**ENTRIES PROVIDED:**

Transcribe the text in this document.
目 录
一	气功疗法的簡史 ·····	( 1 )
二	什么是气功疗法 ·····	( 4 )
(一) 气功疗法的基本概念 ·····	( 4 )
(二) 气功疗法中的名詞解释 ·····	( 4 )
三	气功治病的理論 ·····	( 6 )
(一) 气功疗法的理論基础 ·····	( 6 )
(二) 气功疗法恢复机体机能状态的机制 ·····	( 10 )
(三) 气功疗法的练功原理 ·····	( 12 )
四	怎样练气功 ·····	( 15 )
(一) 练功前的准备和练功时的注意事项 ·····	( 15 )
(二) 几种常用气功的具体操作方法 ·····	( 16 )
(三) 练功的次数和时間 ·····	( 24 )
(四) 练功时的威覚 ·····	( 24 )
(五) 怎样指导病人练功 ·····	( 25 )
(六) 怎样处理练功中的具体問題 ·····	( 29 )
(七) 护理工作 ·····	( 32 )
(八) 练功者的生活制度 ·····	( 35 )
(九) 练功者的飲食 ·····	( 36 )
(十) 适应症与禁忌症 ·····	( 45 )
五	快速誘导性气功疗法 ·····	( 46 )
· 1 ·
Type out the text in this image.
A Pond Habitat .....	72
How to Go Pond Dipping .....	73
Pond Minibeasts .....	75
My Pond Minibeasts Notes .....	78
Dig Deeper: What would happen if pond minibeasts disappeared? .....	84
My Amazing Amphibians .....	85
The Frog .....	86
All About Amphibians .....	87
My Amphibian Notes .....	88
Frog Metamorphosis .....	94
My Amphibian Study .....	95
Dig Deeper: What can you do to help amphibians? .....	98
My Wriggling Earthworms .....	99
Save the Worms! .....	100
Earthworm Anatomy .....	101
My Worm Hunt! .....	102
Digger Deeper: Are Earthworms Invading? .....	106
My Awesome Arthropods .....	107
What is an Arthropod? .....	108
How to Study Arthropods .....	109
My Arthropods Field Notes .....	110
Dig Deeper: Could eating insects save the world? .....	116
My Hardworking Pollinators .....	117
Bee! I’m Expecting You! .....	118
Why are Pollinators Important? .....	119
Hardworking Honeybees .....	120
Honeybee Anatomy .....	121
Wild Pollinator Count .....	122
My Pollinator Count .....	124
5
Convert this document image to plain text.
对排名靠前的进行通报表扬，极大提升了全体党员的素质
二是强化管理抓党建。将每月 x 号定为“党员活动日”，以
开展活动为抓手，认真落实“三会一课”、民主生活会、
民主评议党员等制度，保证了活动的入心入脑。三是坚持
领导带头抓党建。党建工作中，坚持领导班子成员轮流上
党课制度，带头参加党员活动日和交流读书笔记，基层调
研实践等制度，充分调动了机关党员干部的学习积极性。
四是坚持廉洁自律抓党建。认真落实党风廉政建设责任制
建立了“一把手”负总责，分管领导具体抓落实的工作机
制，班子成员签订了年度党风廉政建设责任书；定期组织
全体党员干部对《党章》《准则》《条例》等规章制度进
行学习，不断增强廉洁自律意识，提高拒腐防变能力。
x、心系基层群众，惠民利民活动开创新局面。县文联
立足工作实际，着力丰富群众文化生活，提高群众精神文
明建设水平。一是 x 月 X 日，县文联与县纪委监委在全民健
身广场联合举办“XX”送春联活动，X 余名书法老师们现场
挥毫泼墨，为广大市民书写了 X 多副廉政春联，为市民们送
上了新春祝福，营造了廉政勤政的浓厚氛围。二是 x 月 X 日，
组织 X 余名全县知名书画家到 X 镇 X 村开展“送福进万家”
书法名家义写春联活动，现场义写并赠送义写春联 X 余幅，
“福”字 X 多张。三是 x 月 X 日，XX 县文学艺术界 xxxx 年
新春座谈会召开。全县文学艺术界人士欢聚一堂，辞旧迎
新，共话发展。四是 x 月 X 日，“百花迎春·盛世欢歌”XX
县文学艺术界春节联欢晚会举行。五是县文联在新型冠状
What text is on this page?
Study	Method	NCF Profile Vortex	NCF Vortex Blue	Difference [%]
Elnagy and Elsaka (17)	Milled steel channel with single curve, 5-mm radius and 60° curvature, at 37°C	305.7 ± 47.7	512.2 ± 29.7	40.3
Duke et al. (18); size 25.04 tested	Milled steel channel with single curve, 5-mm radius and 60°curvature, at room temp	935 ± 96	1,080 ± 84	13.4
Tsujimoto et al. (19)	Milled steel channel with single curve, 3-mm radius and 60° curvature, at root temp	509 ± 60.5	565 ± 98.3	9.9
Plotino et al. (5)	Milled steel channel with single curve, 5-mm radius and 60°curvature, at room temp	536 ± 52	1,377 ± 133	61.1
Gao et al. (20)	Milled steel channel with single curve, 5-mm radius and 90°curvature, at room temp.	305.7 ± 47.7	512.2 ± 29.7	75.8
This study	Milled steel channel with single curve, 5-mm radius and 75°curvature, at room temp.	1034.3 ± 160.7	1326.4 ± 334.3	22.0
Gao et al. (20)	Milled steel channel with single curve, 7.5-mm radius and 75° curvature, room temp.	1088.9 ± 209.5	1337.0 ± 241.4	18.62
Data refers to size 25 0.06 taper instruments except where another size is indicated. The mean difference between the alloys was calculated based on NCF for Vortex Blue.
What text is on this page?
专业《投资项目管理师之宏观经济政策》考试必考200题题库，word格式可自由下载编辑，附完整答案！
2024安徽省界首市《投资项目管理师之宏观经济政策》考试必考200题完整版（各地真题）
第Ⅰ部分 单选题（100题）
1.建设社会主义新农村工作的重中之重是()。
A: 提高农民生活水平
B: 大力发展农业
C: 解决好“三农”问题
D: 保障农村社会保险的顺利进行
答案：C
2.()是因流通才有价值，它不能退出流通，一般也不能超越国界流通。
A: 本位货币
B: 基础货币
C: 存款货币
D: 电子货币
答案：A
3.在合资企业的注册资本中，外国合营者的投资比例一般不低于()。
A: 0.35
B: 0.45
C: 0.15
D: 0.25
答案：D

**TASK BRIEF:**
Type the whole listing again, unaltered.

**RESULT:**
Transcribe the text in this document.
目 录
一	气功疗法的簡史 ·····	( 1 )
二	什么是气功疗法 ·····	( 4 )
(一) 气功疗法的基本概念 ·····	( 4 )
(二) 气功疗法中的名詞解释 ·····	( 4 )
三	气功治病的理論 ·····	( 6 )
(一) 气功疗法的理論基础 ·····	( 6 )
(二) 气功疗法恢复机体机能状态的机制 ·····	( 10 )
(三) 气功疗法的练功原理 ·····	( 12 )
四	怎样练气功 ·····	( 15 )
(一) 练功前的准备和练功时的注意事项 ·····	( 15 )
(二) 几种常用气功的具体操作方法 ·····	( 16 )
(三) 练功的次数和时間 ·····	( 24 )
(四) 练功时的威覚 ·····	( 24 )
(五) 怎样指导病人练功 ·····	( 25 )
(六) 怎样处理练功中的具体問題 ·····	( 29 )
(七) 护理工作 ·····	( 32 )
(八) 练功者的生活制度 ·····	( 35 )
(九) 练功者的飲食 ·····	( 36 )
(十) 适应症与禁忌症 ·····	( 45 )
五	快速誘导性气功疗法 ·····	( 46 )
· 1 ·
Type out the text in this image.
A Pond Habitat .....	72
How to Go Pond Dipping .....	73
Pond Minibeasts .....	75
My Pond Minibeasts Notes .....	78
Dig Deeper: What would happen if pond minibeasts disappeared? .....	84
My Amazing Amphibians .....	85
The Frog .....	86
All About Amphibians .....	87
My Amphibian Notes .....	88
Frog Metamorphosis .....	94
My Amphibian Study .....	95
Dig Deeper: What can you do to help amphibians? .....	98
My Wriggling Earthworms .....	99
Save the Worms! .....	100
Earthworm Anatomy .....	101
My Worm Hunt! .....	102
Digger Deeper: Are Earthworms Invading? .....	106
My Awesome Arthropods .....	107
What is an Arthropod? .....	108
How to Study Arthropods .....	109
My Arthropods Field Notes .....	110
Dig Deeper: Could eating insects save the world? .....	116
My Hardworking Pollinators .....	117
Bee! I’m Expecting You! .....	118
Why are Pollinators Important? .....	119
Hardworking Honeybees .....	120
Honeybee Anatomy .....	121
Wild Pollinator Count .....	122
My Pollinator Count .....	124
5
Convert this document image to plain text.
对排名靠前的进行通报表扬，极大提升了全体党员的素质
二是强化管理抓党建。将每月 x 号定为“党员活动日”，以
开展活动为抓手，认真落实“三会一课”、民主生活会、
民主评议党员等制度，保证了活动的入心入脑。三是坚持
领导带头抓党建。党建工作中，坚持领导班子成员轮流上
党课制度，带头参加党员活动日和交流读书笔记，基层调
研实践等制度，充分调动了机关党员干部的学习积极性。
四是坚持廉洁自律抓党建。认真落实党风廉政建设责任制
建立了“一把手”负总责，分管领导具体抓落实的工作机
制，班子成员签订了年度党风廉政建设责任书；定期组织
全体党员干部对《党章》《准则》《条例》等规章制度进
行学习，不断增强廉洁自律意识，提高拒腐防变能力。
x、心系基层群众，惠民利民活动开创新局面。县文联
立足工作实际，着力丰富群众文化生活，提高群众精神文
明建设水平。一是 x 月 X 日，县文联与县纪委监委在全民健
身广场联合举办“XX”送春联活动，X 余名书法老师们现场
挥毫泼墨，为广大市民书写了 X 多副廉政春联，为市民们送
上了新春祝福，营造了廉政勤政的浓厚氛围。二是 x 月 X 日，
组织 X 余名全县知名书画家到 X 镇 X 村开展“送福进万家”
书法名家义写春联活动，现场义写并赠送义写春联 X 余幅，
“福”字 X 多张。三是 x 月 X 日，XX 县文学艺术界 xxxx 年
新春座谈会召开。全县文学艺术界人士欢聚一堂，辞旧迎
新，共话发展。四是 x 月 X 日，“百花迎春·盛世欢歌”XX
县文学艺术界春节联欢晚会举行。五是县文联在新型冠状
What text is on this page?
Study	Method	NCF Profile Vortex	NCF Vortex Blue	Difference [%]
Elnagy and Elsaka (17)	Milled steel channel with single curve, 5-mm radius and 60° curvature, at 37°C	305.7 ± 47.7	512.2 ± 29.7	40.3
Duke et al. (18); size 25.04 tested	Milled steel channel with single curve, 5-mm radius and 60°curvature, at room temp	935 ± 96	1,080 ± 84	13.4
Tsujimoto et al. (19)	Milled steel channel with single curve, 3-mm radius and 60° curvature, at root temp	509 ± 60.5	565 ± 98.3	9.9
Plotino et al. (5)	Milled steel channel with single curve, 5-mm radius and 60°curvature, at room temp	536 ± 52	1,377 ± 133	61.1
Gao et al. (20)	Milled steel channel with single curve, 5-mm radius and 90°curvature, at room temp.	305.7 ± 47.7	512.2 ± 29.7	75.8
This study	Milled steel channel with single curve, 5-mm radius and 75°curvature, at room temp.	1034.3 ± 160.7	1326.4 ± 334.3	22.0
Gao et al. (20)	Milled steel channel with single curve, 7.5-mm radius and 75° curvature, room temp.	1088.9 ± 209.5	1337.0 ± 241.4	18.62
Data refers to size 25 0.06 taper instruments except where another size is indicated. The mean difference between the alloys was calculated based on NCF for Vortex Blue.
What text is on this page?
专业《投资项目管理师之宏观经济政策》考试必考200题题库，word格式可自由下载编辑，附完整答案！
2024安徽省界首市《投资项目管理师之宏观经济政策》考试必考200题完整版（各地真题）
第Ⅰ部分 单选题（100题）
1.建设社会主义新农村工作的重中之重是()。
A: 提高农民生活水平
B: 大力发展农业
C: 解决好“三农”问题
D: 保障农村社会保险的顺利进行
答案：C
2.()是因流通才有价值，它不能退出流通，一般也不能超越国界流通。
A: 本位货币
B: 基础货币
C: 存款货币
D: 电子货币
答案：A
3.在合资企业的注册资本中，外国合营者的投资比例一般不低于()。
A: 0.35
B: 0.45
C: 0.15
D: 0.25
答案：D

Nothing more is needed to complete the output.